start

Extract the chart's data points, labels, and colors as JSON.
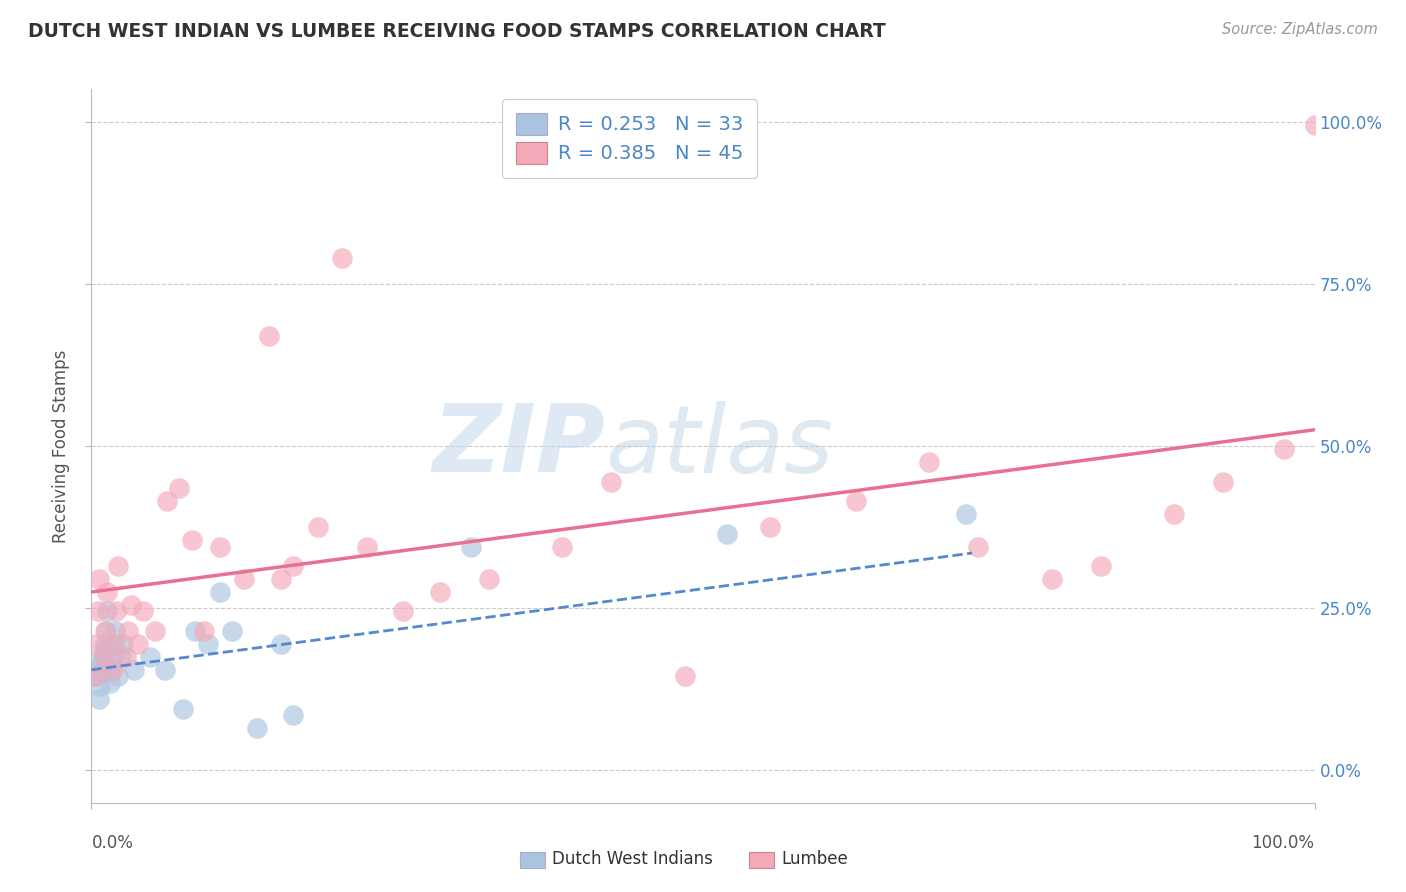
{
  "title": "DUTCH WEST INDIAN VS LUMBEE RECEIVING FOOD STAMPS CORRELATION CHART",
  "source": "Source: ZipAtlas.com",
  "ylabel": "Receiving Food Stamps",
  "xlim": [
    0.0,
    1.0
  ],
  "ylim": [
    -0.05,
    1.05
  ],
  "ytick_positions": [
    0.0,
    0.25,
    0.5,
    0.75,
    1.0
  ],
  "ytick_labels": [
    "0.0%",
    "25.0%",
    "50.0%",
    "75.0%",
    "100.0%"
  ],
  "xtick_positions": [
    0.0,
    1.0
  ],
  "xtick_labels": [
    "0.0%",
    "100.0%"
  ],
  "watermark_zip": "ZIP",
  "watermark_atlas": "atlas",
  "legend_r1": "R = 0.253",
  "legend_n1": "N = 33",
  "legend_r2": "R = 0.385",
  "legend_n2": "N = 45",
  "color_blue_fill": "#aac4e0",
  "color_pink_fill": "#f4a8b8",
  "color_blue_line": "#5588cc",
  "color_pink_line": "#e87090",
  "color_text_blue": "#4a86c8",
  "color_grid": "#cccccc",
  "dutch_x": [
    0.003,
    0.003,
    0.006,
    0.007,
    0.008,
    0.009,
    0.01,
    0.01,
    0.011,
    0.012,
    0.013,
    0.015,
    0.016,
    0.017,
    0.018,
    0.019,
    0.022,
    0.024,
    0.026,
    0.035,
    0.048,
    0.06,
    0.075,
    0.085,
    0.095,
    0.105,
    0.115,
    0.135,
    0.155,
    0.165,
    0.31,
    0.52,
    0.715
  ],
  "dutch_y": [
    0.145,
    0.165,
    0.11,
    0.13,
    0.15,
    0.165,
    0.175,
    0.185,
    0.195,
    0.215,
    0.245,
    0.135,
    0.155,
    0.17,
    0.195,
    0.215,
    0.145,
    0.175,
    0.195,
    0.155,
    0.175,
    0.155,
    0.095,
    0.215,
    0.195,
    0.275,
    0.215,
    0.065,
    0.195,
    0.085,
    0.345,
    0.365,
    0.395
  ],
  "lumbee_x": [
    0.003,
    0.004,
    0.005,
    0.006,
    0.01,
    0.011,
    0.013,
    0.018,
    0.019,
    0.02,
    0.022,
    0.028,
    0.03,
    0.032,
    0.038,
    0.042,
    0.052,
    0.062,
    0.072,
    0.082,
    0.092,
    0.105,
    0.125,
    0.145,
    0.155,
    0.165,
    0.185,
    0.205,
    0.225,
    0.255,
    0.285,
    0.325,
    0.385,
    0.425,
    0.485,
    0.555,
    0.625,
    0.685,
    0.725,
    0.785,
    0.825,
    0.885,
    0.925,
    0.975,
    1.0
  ],
  "lumbee_y": [
    0.145,
    0.195,
    0.245,
    0.295,
    0.175,
    0.215,
    0.275,
    0.155,
    0.195,
    0.245,
    0.315,
    0.175,
    0.215,
    0.255,
    0.195,
    0.245,
    0.215,
    0.415,
    0.435,
    0.355,
    0.215,
    0.345,
    0.295,
    0.67,
    0.295,
    0.315,
    0.375,
    0.79,
    0.345,
    0.245,
    0.275,
    0.295,
    0.345,
    0.445,
    0.145,
    0.375,
    0.415,
    0.475,
    0.345,
    0.295,
    0.315,
    0.395,
    0.445,
    0.495,
    0.995
  ],
  "dutch_line_x": [
    0.0,
    0.72
  ],
  "dutch_line_y": [
    0.155,
    0.335
  ],
  "lumbee_line_x": [
    0.0,
    1.0
  ],
  "lumbee_line_y": [
    0.275,
    0.525
  ],
  "label_dutch": "Dutch West Indians",
  "label_lumbee": "Lumbee",
  "background_color": "#ffffff"
}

end

■ Set problem: In your copy, repeat each record exactly and include no pictures.

■ Finished task:
Extract the chart's data points, labels, and colors as JSON.
{
  "title": "DUTCH WEST INDIAN VS LUMBEE RECEIVING FOOD STAMPS CORRELATION CHART",
  "source": "Source: ZipAtlas.com",
  "ylabel": "Receiving Food Stamps",
  "xlim": [
    0.0,
    1.0
  ],
  "ylim": [
    -0.05,
    1.05
  ],
  "ytick_positions": [
    0.0,
    0.25,
    0.5,
    0.75,
    1.0
  ],
  "ytick_labels": [
    "0.0%",
    "25.0%",
    "50.0%",
    "75.0%",
    "100.0%"
  ],
  "xtick_positions": [
    0.0,
    1.0
  ],
  "xtick_labels": [
    "0.0%",
    "100.0%"
  ],
  "watermark_zip": "ZIP",
  "watermark_atlas": "atlas",
  "legend_r1": "R = 0.253",
  "legend_n1": "N = 33",
  "legend_r2": "R = 0.385",
  "legend_n2": "N = 45",
  "color_blue_fill": "#aac4e0",
  "color_pink_fill": "#f4a8b8",
  "color_blue_line": "#5588cc",
  "color_pink_line": "#e87090",
  "color_text_blue": "#4a86c8",
  "color_grid": "#cccccc",
  "dutch_x": [
    0.003,
    0.003,
    0.006,
    0.007,
    0.008,
    0.009,
    0.01,
    0.01,
    0.011,
    0.012,
    0.013,
    0.015,
    0.016,
    0.017,
    0.018,
    0.019,
    0.022,
    0.024,
    0.026,
    0.035,
    0.048,
    0.06,
    0.075,
    0.085,
    0.095,
    0.105,
    0.115,
    0.135,
    0.155,
    0.165,
    0.31,
    0.52,
    0.715
  ],
  "dutch_y": [
    0.145,
    0.165,
    0.11,
    0.13,
    0.15,
    0.165,
    0.175,
    0.185,
    0.195,
    0.215,
    0.245,
    0.135,
    0.155,
    0.17,
    0.195,
    0.215,
    0.145,
    0.175,
    0.195,
    0.155,
    0.175,
    0.155,
    0.095,
    0.215,
    0.195,
    0.275,
    0.215,
    0.065,
    0.195,
    0.085,
    0.345,
    0.365,
    0.395
  ],
  "lumbee_x": [
    0.003,
    0.004,
    0.005,
    0.006,
    0.01,
    0.011,
    0.013,
    0.018,
    0.019,
    0.02,
    0.022,
    0.028,
    0.03,
    0.032,
    0.038,
    0.042,
    0.052,
    0.062,
    0.072,
    0.082,
    0.092,
    0.105,
    0.125,
    0.145,
    0.155,
    0.165,
    0.185,
    0.205,
    0.225,
    0.255,
    0.285,
    0.325,
    0.385,
    0.425,
    0.485,
    0.555,
    0.625,
    0.685,
    0.725,
    0.785,
    0.825,
    0.885,
    0.925,
    0.975,
    1.0
  ],
  "lumbee_y": [
    0.145,
    0.195,
    0.245,
    0.295,
    0.175,
    0.215,
    0.275,
    0.155,
    0.195,
    0.245,
    0.315,
    0.175,
    0.215,
    0.255,
    0.195,
    0.245,
    0.215,
    0.415,
    0.435,
    0.355,
    0.215,
    0.345,
    0.295,
    0.67,
    0.295,
    0.315,
    0.375,
    0.79,
    0.345,
    0.245,
    0.275,
    0.295,
    0.345,
    0.445,
    0.145,
    0.375,
    0.415,
    0.475,
    0.345,
    0.295,
    0.315,
    0.395,
    0.445,
    0.495,
    0.995
  ],
  "dutch_line_x": [
    0.0,
    0.72
  ],
  "dutch_line_y": [
    0.155,
    0.335
  ],
  "lumbee_line_x": [
    0.0,
    1.0
  ],
  "lumbee_line_y": [
    0.275,
    0.525
  ],
  "label_dutch": "Dutch West Indians",
  "label_lumbee": "Lumbee",
  "background_color": "#ffffff"
}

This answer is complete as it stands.